## PROBLEM TO WORK ON
Work through the listing below and count the lines that hold "JSON". Answer with the number alone.

○ ○ ○ ○

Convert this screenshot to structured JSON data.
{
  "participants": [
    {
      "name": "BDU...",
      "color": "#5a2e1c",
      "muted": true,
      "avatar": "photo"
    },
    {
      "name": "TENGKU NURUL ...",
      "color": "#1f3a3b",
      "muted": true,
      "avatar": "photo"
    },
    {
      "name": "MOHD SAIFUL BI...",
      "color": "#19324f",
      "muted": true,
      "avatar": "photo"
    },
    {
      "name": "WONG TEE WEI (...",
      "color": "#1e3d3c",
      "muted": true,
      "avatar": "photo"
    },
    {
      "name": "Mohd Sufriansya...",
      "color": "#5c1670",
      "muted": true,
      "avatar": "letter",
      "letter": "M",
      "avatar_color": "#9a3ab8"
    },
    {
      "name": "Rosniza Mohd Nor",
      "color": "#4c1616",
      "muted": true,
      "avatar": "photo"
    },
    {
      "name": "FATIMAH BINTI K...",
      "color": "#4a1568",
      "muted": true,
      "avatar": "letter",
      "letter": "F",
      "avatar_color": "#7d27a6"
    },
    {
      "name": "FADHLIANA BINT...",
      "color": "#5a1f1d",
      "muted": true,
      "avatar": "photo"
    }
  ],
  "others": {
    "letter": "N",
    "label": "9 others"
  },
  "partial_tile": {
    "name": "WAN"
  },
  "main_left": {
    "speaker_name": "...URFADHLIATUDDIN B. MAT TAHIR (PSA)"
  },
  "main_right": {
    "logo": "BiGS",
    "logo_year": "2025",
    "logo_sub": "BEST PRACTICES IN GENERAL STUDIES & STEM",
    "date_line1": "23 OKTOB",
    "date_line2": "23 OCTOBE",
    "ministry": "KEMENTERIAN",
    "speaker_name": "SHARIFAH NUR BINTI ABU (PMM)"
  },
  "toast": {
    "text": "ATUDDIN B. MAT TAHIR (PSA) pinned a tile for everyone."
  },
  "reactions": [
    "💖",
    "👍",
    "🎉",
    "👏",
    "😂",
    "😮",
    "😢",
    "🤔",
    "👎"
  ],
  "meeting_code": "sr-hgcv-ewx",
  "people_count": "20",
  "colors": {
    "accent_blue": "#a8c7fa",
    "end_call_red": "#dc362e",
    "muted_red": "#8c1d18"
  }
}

○ ○ ○ ○

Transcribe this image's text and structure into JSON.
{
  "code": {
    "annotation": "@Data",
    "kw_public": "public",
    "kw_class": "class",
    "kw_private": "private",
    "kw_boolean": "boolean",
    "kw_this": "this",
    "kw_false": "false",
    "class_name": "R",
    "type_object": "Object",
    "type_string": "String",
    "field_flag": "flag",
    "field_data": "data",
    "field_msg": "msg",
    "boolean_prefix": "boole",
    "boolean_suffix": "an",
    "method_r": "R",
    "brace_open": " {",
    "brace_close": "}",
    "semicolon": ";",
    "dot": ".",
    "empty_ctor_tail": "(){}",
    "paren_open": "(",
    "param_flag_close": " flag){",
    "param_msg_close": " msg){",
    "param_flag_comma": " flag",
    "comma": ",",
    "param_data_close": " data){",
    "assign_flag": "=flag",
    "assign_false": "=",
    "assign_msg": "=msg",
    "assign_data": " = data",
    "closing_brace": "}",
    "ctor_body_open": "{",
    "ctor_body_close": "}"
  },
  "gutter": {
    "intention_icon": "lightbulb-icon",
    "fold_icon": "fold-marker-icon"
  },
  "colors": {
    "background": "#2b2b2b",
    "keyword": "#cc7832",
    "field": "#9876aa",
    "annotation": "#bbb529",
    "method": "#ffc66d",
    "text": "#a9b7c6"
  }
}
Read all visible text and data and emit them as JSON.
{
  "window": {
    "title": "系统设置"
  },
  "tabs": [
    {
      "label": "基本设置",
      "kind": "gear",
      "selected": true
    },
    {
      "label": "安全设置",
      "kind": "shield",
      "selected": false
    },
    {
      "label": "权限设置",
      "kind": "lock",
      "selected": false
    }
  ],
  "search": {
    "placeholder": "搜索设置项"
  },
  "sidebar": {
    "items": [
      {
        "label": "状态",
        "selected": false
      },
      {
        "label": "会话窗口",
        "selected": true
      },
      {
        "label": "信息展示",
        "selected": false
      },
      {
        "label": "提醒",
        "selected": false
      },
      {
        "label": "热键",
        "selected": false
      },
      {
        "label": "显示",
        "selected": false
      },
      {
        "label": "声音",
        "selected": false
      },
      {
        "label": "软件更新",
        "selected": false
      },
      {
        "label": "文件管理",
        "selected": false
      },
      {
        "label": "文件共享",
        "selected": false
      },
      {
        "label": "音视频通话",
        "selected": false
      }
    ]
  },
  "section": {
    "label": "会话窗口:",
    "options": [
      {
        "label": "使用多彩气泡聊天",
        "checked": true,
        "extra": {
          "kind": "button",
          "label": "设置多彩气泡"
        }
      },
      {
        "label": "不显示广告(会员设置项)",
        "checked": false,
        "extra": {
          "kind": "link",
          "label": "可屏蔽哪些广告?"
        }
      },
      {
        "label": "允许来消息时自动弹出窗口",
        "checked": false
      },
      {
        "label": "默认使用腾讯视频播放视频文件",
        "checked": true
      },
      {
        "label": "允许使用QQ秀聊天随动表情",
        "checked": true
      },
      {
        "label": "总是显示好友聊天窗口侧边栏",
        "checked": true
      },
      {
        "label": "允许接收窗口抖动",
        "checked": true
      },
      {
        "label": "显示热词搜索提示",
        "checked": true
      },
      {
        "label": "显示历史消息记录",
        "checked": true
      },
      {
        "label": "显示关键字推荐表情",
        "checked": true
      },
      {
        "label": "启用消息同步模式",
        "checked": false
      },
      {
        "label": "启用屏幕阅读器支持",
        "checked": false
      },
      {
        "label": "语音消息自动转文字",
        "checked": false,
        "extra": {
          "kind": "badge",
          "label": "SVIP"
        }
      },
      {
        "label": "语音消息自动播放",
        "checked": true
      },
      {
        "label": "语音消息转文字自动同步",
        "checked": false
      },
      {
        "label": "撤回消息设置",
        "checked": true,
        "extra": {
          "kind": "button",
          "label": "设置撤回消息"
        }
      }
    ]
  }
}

○ ○ ○ ○

## FINAL RESULT
3